[Lines of data]
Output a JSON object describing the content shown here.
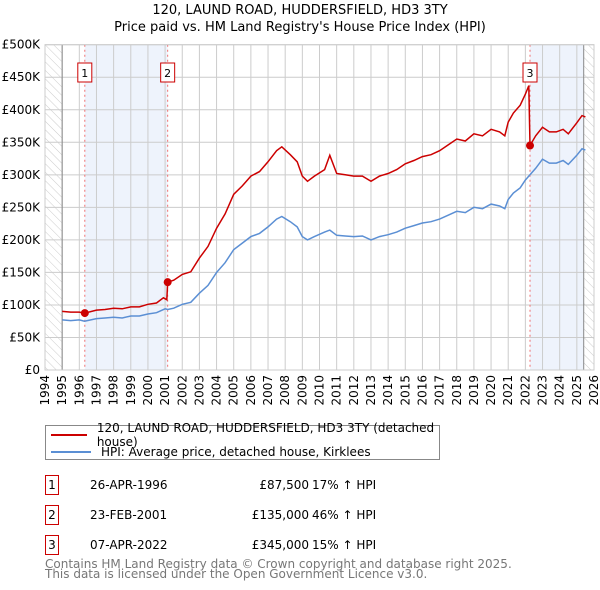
{
  "chart_data": {
    "type": "line",
    "title": "120, LAUND ROAD, HUDDERSFIELD, HD3 3TY",
    "subtitle": "Price paid vs. HM Land Registry's House Price Index (HPI)",
    "xlim": [
      1994,
      2026
    ],
    "ylim": [
      0,
      500000
    ],
    "x_ticks": [
      "1994",
      "1995",
      "1996",
      "1997",
      "1998",
      "1999",
      "2000",
      "2001",
      "2002",
      "2003",
      "2004",
      "2005",
      "2006",
      "2007",
      "2008",
      "2009",
      "2010",
      "2011",
      "2012",
      "2013",
      "2014",
      "2015",
      "2016",
      "2017",
      "2018",
      "2019",
      "2020",
      "2021",
      "2022",
      "2023",
      "2024",
      "2025",
      "2026"
    ],
    "y_ticks": [
      {
        "v": 0,
        "label": "£0"
      },
      {
        "v": 50000,
        "label": "£50K"
      },
      {
        "v": 100000,
        "label": "£100K"
      },
      {
        "v": 150000,
        "label": "£150K"
      },
      {
        "v": 200000,
        "label": "£200K"
      },
      {
        "v": 250000,
        "label": "£250K"
      },
      {
        "v": 300000,
        "label": "£300K"
      },
      {
        "v": 350000,
        "label": "£350K"
      },
      {
        "v": 400000,
        "label": "£400K"
      },
      {
        "v": 450000,
        "label": "£450K"
      },
      {
        "v": 500000,
        "label": "£500K"
      }
    ],
    "grid": true,
    "series": [
      {
        "name": "120, LAUND ROAD, HUDDERSFIELD, HD3 3TY (detached house)",
        "color": "#cc0000",
        "points": [
          [
            1995,
            90
          ],
          [
            1995.5,
            89
          ],
          [
            1996.0,
            89
          ],
          [
            1996.32,
            87.5
          ],
          [
            1997,
            92
          ],
          [
            1997.5,
            93
          ],
          [
            1998,
            95
          ],
          [
            1998.5,
            94
          ],
          [
            1999,
            97
          ],
          [
            1999.5,
            97
          ],
          [
            2000,
            101
          ],
          [
            2000.5,
            103
          ],
          [
            2000.9,
            111
          ],
          [
            2001.1,
            108
          ],
          [
            2001.15,
            135
          ],
          [
            2001.5,
            138
          ],
          [
            2002,
            147
          ],
          [
            2002.5,
            151
          ],
          [
            2003,
            172
          ],
          [
            2003.5,
            190
          ],
          [
            2004,
            218
          ],
          [
            2004.5,
            240
          ],
          [
            2005,
            270
          ],
          [
            2005.5,
            283
          ],
          [
            2006,
            298
          ],
          [
            2006.5,
            305
          ],
          [
            2007,
            320
          ],
          [
            2007.5,
            337
          ],
          [
            2007.8,
            343
          ],
          [
            2008.3,
            331
          ],
          [
            2008.7,
            320
          ],
          [
            2009,
            298
          ],
          [
            2009.3,
            290
          ],
          [
            2009.7,
            298
          ],
          [
            2010.3,
            308
          ],
          [
            2010.6,
            330
          ],
          [
            2011,
            302
          ],
          [
            2011.5,
            300
          ],
          [
            2012,
            298
          ],
          [
            2012.5,
            298
          ],
          [
            2013,
            290
          ],
          [
            2013.5,
            298
          ],
          [
            2014,
            302
          ],
          [
            2014.5,
            308
          ],
          [
            2015,
            317
          ],
          [
            2015.5,
            322
          ],
          [
            2016,
            328
          ],
          [
            2016.5,
            331
          ],
          [
            2017,
            337
          ],
          [
            2017.5,
            346
          ],
          [
            2018,
            355
          ],
          [
            2018.5,
            352
          ],
          [
            2019,
            363
          ],
          [
            2019.5,
            360
          ],
          [
            2020,
            370
          ],
          [
            2020.5,
            366
          ],
          [
            2020.8,
            360
          ],
          [
            2021,
            381
          ],
          [
            2021.3,
            395
          ],
          [
            2021.7,
            407
          ],
          [
            2022,
            424
          ],
          [
            2022.2,
            437
          ],
          [
            2022.27,
            345
          ],
          [
            2022.6,
            360
          ],
          [
            2023,
            373
          ],
          [
            2023.4,
            366
          ],
          [
            2023.8,
            366
          ],
          [
            2024.2,
            370
          ],
          [
            2024.5,
            363
          ],
          [
            2025,
            380
          ],
          [
            2025.3,
            391
          ],
          [
            2025.5,
            389
          ]
        ]
      },
      {
        "name": "HPI: Average price, detached house, Kirklees",
        "color": "#5b8fd4",
        "points": [
          [
            1995,
            77
          ],
          [
            1995.5,
            76
          ],
          [
            1996,
            77
          ],
          [
            1996.3,
            75
          ],
          [
            1997,
            79
          ],
          [
            1997.5,
            80
          ],
          [
            1998,
            81
          ],
          [
            1998.5,
            80
          ],
          [
            1999,
            83
          ],
          [
            1999.5,
            83
          ],
          [
            2000,
            86
          ],
          [
            2000.5,
            88
          ],
          [
            2001,
            94
          ],
          [
            2001.15,
            93
          ],
          [
            2001.5,
            95
          ],
          [
            2002,
            101
          ],
          [
            2002.5,
            104
          ],
          [
            2003,
            118
          ],
          [
            2003.5,
            130
          ],
          [
            2004,
            150
          ],
          [
            2004.5,
            165
          ],
          [
            2005,
            185
          ],
          [
            2005.5,
            195
          ],
          [
            2006,
            205
          ],
          [
            2006.5,
            210
          ],
          [
            2007,
            220
          ],
          [
            2007.5,
            232
          ],
          [
            2007.8,
            236
          ],
          [
            2008.3,
            228
          ],
          [
            2008.7,
            220
          ],
          [
            2009,
            205
          ],
          [
            2009.3,
            200
          ],
          [
            2009.7,
            205
          ],
          [
            2010.3,
            212
          ],
          [
            2010.6,
            215
          ],
          [
            2011,
            207
          ],
          [
            2011.5,
            206
          ],
          [
            2012,
            205
          ],
          [
            2012.5,
            206
          ],
          [
            2013,
            200
          ],
          [
            2013.5,
            205
          ],
          [
            2014,
            208
          ],
          [
            2014.5,
            212
          ],
          [
            2015,
            218
          ],
          [
            2015.5,
            222
          ],
          [
            2016,
            226
          ],
          [
            2016.5,
            228
          ],
          [
            2017,
            232
          ],
          [
            2017.5,
            238
          ],
          [
            2018,
            244
          ],
          [
            2018.5,
            242
          ],
          [
            2019,
            250
          ],
          [
            2019.5,
            248
          ],
          [
            2020,
            255
          ],
          [
            2020.5,
            252
          ],
          [
            2020.8,
            248
          ],
          [
            2021,
            262
          ],
          [
            2021.3,
            272
          ],
          [
            2021.7,
            280
          ],
          [
            2022,
            292
          ],
          [
            2022.27,
            300
          ],
          [
            2022.6,
            310
          ],
          [
            2023,
            324
          ],
          [
            2023.4,
            318
          ],
          [
            2023.8,
            318
          ],
          [
            2024.2,
            322
          ],
          [
            2024.5,
            316
          ],
          [
            2025,
            330
          ],
          [
            2025.3,
            340
          ],
          [
            2025.5,
            338
          ]
        ]
      }
    ],
    "sales": [
      {
        "n": "1",
        "x": 1996.32,
        "value": 87500,
        "date": "26-APR-1996",
        "price": "£87,500",
        "hpi": "17% ↑ HPI"
      },
      {
        "n": "2",
        "x": 2001.15,
        "value": 135000,
        "date": "23-FEB-2001",
        "price": "£135,000",
        "hpi": "46% ↑ HPI"
      },
      {
        "n": "3",
        "x": 2022.27,
        "value": 345000,
        "date": "07-APR-2022",
        "price": "£345,000",
        "hpi": "15% ↑ HPI"
      }
    ],
    "shaded_ranges": [
      [
        1996.32,
        2001.15
      ],
      [
        2022.27,
        2025.4
      ]
    ],
    "hatched_ranges": [
      [
        1994,
        1995
      ],
      [
        2025.4,
        2026
      ]
    ],
    "legend_placement": "below"
  },
  "footer": {
    "line1": "Contains HM Land Registry data © Crown copyright and database right 2025.",
    "line2": "This data is licensed under the Open Government Licence v3.0."
  }
}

Stated problem: Pick every line with "detached" in it and copy it.

Task answer:
        "name": "120, LAUND ROAD, HUDDERSFIELD, HD3 3TY (detached house)",
        "name": "HPI: Average price, detached house, Kirklees",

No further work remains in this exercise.